> [Problem requirements]: Copy every line of the data in which the word "from" occurs.

Dataset records:
****

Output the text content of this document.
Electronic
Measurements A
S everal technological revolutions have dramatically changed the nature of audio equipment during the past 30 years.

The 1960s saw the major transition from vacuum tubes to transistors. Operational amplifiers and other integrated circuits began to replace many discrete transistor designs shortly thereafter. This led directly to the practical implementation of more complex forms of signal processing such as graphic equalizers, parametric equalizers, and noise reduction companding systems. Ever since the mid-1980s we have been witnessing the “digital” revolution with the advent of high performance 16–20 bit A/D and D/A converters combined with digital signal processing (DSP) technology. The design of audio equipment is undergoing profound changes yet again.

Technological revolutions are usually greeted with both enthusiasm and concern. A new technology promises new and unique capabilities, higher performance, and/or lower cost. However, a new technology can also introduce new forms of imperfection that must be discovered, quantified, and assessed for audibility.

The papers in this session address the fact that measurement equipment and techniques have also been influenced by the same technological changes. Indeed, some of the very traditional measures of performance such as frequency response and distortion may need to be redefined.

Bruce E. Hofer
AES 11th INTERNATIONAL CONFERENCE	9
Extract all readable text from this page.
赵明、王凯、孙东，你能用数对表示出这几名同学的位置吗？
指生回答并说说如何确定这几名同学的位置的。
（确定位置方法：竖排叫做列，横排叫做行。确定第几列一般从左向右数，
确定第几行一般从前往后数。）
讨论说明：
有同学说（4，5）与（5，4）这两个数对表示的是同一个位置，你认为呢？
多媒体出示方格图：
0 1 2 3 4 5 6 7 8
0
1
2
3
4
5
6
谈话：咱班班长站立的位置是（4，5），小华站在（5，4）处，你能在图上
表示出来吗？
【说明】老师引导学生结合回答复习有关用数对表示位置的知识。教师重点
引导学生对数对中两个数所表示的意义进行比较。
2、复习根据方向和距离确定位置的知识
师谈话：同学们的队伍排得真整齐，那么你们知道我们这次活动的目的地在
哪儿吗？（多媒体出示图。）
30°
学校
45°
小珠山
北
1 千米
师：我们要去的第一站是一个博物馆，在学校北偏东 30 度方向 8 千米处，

****

> [The output]:
The 1960s saw the major transition from vacuum tubes to transistors. Operational amplifiers and other integrated circuits began to replace many discrete transistor designs shortly thereafter. This led directly to the practical implementation of more complex forms of signal processing such as graphic equalizers, parametric equalizers, and noise reduction companding systems. Ever since the mid-1980s we have been witnessing the “digital” revolution with the advent of high performance 16–20 bit A/D and D/A converters combined with digital signal processing (DSP) technology. The design of audio equipment is undergoing profound changes yet again.
Extract all readable text from this page.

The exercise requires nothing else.